THE PROBLEM — Collect every line in the records below that contains the word "spodbujanje".

"""

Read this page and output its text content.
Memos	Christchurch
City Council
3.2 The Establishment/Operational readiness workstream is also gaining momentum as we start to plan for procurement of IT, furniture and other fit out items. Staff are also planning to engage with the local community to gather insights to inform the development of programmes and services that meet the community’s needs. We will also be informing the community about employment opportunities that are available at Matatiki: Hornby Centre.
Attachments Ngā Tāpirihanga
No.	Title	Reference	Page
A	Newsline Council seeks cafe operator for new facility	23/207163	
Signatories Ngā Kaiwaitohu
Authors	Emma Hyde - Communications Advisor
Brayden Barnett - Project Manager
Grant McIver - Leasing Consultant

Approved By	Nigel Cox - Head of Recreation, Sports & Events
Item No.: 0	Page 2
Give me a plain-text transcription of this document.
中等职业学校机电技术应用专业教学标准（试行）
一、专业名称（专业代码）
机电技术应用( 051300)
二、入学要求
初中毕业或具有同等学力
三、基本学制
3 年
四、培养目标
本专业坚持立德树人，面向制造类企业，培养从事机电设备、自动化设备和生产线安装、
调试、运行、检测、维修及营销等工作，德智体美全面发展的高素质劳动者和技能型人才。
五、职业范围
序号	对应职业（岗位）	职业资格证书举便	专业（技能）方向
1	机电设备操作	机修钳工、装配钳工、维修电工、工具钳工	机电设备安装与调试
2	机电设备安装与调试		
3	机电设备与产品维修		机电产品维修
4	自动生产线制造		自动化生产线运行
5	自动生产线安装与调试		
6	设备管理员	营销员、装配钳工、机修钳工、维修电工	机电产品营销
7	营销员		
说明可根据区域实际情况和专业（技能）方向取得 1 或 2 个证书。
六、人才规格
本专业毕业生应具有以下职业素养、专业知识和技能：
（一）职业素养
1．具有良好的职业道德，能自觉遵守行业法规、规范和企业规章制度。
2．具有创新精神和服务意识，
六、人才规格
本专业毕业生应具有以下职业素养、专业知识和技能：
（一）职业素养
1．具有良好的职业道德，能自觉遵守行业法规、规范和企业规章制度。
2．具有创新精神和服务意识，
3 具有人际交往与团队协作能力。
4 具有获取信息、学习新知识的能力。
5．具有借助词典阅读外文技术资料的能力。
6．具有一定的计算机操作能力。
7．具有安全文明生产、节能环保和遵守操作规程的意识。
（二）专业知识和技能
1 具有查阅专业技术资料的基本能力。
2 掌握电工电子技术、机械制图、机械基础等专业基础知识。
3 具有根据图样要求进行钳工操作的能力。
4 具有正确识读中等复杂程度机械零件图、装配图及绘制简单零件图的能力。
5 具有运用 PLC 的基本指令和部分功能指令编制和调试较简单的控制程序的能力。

"""
"""

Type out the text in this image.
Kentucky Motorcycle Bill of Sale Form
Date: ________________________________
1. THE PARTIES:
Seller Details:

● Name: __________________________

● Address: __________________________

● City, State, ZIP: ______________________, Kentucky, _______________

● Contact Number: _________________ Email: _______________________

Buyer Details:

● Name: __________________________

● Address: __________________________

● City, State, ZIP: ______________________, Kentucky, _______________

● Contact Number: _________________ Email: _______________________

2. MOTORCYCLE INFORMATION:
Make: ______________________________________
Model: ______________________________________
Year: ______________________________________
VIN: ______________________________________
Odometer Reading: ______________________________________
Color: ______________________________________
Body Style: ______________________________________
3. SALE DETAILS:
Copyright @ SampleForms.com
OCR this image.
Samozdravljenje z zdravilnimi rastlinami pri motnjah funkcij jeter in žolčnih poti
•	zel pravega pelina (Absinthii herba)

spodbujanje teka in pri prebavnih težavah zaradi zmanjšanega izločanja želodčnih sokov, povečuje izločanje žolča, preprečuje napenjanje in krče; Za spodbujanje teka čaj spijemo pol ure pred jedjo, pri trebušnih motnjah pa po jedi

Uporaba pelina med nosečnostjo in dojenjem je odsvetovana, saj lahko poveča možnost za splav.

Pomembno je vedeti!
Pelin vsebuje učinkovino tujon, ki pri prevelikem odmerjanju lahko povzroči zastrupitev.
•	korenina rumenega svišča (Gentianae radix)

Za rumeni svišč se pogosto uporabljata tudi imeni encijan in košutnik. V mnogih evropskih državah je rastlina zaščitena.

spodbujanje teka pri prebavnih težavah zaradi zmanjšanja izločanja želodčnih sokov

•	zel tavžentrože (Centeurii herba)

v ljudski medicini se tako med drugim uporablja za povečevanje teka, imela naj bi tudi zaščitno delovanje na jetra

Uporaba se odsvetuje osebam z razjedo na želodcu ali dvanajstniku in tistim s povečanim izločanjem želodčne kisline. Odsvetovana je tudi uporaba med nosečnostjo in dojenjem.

"""

SOLUTION BELOW —
spodbujanje teka in pri prebavnih težavah zaradi zmanjšanega izločanja želodčnih sokov, povečuje izločanje žolča, preprečuje napenjanje in krče; Za spodbujanje teka čaj spijemo pol ure pred jedjo, pri trebušnih motnjah pa po jedi
spodbujanje teka pri prebavnih težavah zaradi zmanjšanja izločanja želodčnih sokov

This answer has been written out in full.